▶ **EXERCISE REQUIREMENTS**
Copy every line of the data exactly, leaving nothing out.

○ ○ ○

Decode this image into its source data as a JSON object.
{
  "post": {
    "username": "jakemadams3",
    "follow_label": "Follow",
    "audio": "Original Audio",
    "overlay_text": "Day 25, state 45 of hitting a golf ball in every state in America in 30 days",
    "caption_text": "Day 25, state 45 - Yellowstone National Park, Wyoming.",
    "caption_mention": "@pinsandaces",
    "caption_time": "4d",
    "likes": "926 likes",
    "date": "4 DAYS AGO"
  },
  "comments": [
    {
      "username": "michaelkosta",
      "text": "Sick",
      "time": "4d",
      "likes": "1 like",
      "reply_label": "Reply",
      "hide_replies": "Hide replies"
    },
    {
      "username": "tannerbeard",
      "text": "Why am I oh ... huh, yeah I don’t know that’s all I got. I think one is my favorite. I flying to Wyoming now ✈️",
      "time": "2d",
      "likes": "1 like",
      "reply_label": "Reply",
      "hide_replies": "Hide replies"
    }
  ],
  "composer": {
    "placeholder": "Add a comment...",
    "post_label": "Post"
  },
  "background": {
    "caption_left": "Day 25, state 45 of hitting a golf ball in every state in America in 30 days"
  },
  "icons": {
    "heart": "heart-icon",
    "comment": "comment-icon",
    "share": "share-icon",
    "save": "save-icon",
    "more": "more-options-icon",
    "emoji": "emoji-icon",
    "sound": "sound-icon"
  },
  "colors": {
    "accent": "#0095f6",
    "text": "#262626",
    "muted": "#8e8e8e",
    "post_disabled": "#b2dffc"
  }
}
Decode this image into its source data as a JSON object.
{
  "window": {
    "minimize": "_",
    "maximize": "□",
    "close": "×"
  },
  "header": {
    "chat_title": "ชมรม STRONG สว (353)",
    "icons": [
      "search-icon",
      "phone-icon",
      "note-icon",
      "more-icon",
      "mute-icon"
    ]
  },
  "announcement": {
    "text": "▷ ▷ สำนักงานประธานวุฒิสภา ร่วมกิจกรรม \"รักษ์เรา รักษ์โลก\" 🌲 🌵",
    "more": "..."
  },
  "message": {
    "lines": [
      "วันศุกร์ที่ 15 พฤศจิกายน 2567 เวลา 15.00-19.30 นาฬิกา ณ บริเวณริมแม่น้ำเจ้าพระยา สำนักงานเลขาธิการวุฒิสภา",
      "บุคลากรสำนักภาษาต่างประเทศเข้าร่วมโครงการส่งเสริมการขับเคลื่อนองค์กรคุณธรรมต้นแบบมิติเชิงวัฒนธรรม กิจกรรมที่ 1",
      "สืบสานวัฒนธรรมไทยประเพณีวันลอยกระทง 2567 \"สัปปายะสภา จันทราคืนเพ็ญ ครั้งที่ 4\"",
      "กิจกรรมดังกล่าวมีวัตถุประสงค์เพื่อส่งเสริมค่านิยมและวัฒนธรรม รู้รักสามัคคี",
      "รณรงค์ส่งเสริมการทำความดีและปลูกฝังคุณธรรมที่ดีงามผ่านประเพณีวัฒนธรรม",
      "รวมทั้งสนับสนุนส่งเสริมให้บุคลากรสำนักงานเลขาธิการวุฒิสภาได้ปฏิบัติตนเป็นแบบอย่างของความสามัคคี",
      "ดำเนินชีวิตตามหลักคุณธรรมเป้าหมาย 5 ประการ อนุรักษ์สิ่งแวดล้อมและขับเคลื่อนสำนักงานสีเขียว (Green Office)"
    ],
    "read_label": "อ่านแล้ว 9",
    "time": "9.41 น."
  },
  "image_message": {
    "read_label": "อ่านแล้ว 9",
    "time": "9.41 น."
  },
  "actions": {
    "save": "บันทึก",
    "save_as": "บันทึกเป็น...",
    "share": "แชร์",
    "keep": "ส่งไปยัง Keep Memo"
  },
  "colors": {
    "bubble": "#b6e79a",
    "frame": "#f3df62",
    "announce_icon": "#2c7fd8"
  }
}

○ ○ ○

▶ **ANSWER FOR THE TASK**
Decode this image into its source data as a JSON object.
{
  "post": {
    "username": "jakemadams3",
    "follow_label": "Follow",
    "audio": "Original Audio",
    "overlay_text": "Day 25, state 45 of hitting a golf ball in every state in America in 30 days",
    "caption_text": "Day 25, state 45 - Yellowstone National Park, Wyoming.",
    "caption_mention": "@pinsandaces",
    "caption_time": "4d",
    "likes": "926 likes",
    "date": "4 DAYS AGO"
  },
  "comments": [
    {
      "username": "michaelkosta",
      "text": "Sick",
      "time": "4d",
      "likes": "1 like",
      "reply_label": "Reply",
      "hide_replies": "Hide replies"
    },
    {
      "username": "tannerbeard",
      "text": "Why am I oh ... huh, yeah I don’t know that’s all I got. I think one is my favorite. I flying to Wyoming now ✈️",
      "time": "2d",
      "likes": "1 like",
      "reply_label": "Reply",
      "hide_replies": "Hide replies"
    }
  ],
  "composer": {
    "placeholder": "Add a comment...",
    "post_label": "Post"
  },
  "background": {
    "caption_left": "Day 25, state 45 of hitting a golf ball in every state in America in 30 days"
  },
  "icons": {
    "heart": "heart-icon",
    "comment": "comment-icon",
    "share": "share-icon",
    "save": "save-icon",
    "more": "more-options-icon",
    "emoji": "emoji-icon",
    "sound": "sound-icon"
  },
  "colors": {
    "accent": "#0095f6",
    "text": "#262626",
    "muted": "#8e8e8e",
    "post_disabled": "#b2dffc"
  }
}
Decode this image into its source data as a JSON object.
{
  "window": {
    "minimize": "_",
    "maximize": "□",
    "close": "×"
  },
  "header": {
    "chat_title": "ชมรม STRONG สว (353)",
    "icons": [
      "search-icon",
      "phone-icon",
      "note-icon",
      "more-icon",
      "mute-icon"
    ]
  },
  "announcement": {
    "text": "▷ ▷ สำนักงานประธานวุฒิสภา ร่วมกิจกรรม \"รักษ์เรา รักษ์โลก\" 🌲 🌵",
    "more": "..."
  },
  "message": {
    "lines": [
      "วันศุกร์ที่ 15 พฤศจิกายน 2567 เวลา 15.00-19.30 นาฬิกา ณ บริเวณริมแม่น้ำเจ้าพระยา สำนักงานเลขาธิการวุฒิสภา",
      "บุคลากรสำนักภาษาต่างประเทศเข้าร่วมโครงการส่งเสริมการขับเคลื่อนองค์กรคุณธรรมต้นแบบมิติเชิงวัฒนธรรม กิจกรรมที่ 1",
      "สืบสานวัฒนธรรมไทยประเพณีวันลอยกระทง 2567 \"สัปปายะสภา จันทราคืนเพ็ญ ครั้งที่ 4\"",
      "กิจกรรมดังกล่าวมีวัตถุประสงค์เพื่อส่งเสริมค่านิยมและวัฒนธรรม รู้รักสามัคคี",
      "รณรงค์ส่งเสริมการทำความดีและปลูกฝังคุณธรรมที่ดีงามผ่านประเพณีวัฒนธรรม",
      "รวมทั้งสนับสนุนส่งเสริมให้บุคลากรสำนักงานเลขาธิการวุฒิสภาได้ปฏิบัติตนเป็นแบบอย่างของความสามัคคี",
      "ดำเนินชีวิตตามหลักคุณธรรมเป้าหมาย 5 ประการ อนุรักษ์สิ่งแวดล้อมและขับเคลื่อนสำนักงานสีเขียว (Green Office)"
    ],
    "read_label": "อ่านแล้ว 9",
    "time": "9.41 น."
  },
  "image_message": {
    "read_label": "อ่านแล้ว 9",
    "time": "9.41 น."
  },
  "actions": {
    "save": "บันทึก",
    "save_as": "บันทึกเป็น...",
    "share": "แชร์",
    "keep": "ส่งไปยัง Keep Memo"
  },
  "colors": {
    "bubble": "#b6e79a",
    "frame": "#f3df62",
    "announce_icon": "#2c7fd8"
  }
}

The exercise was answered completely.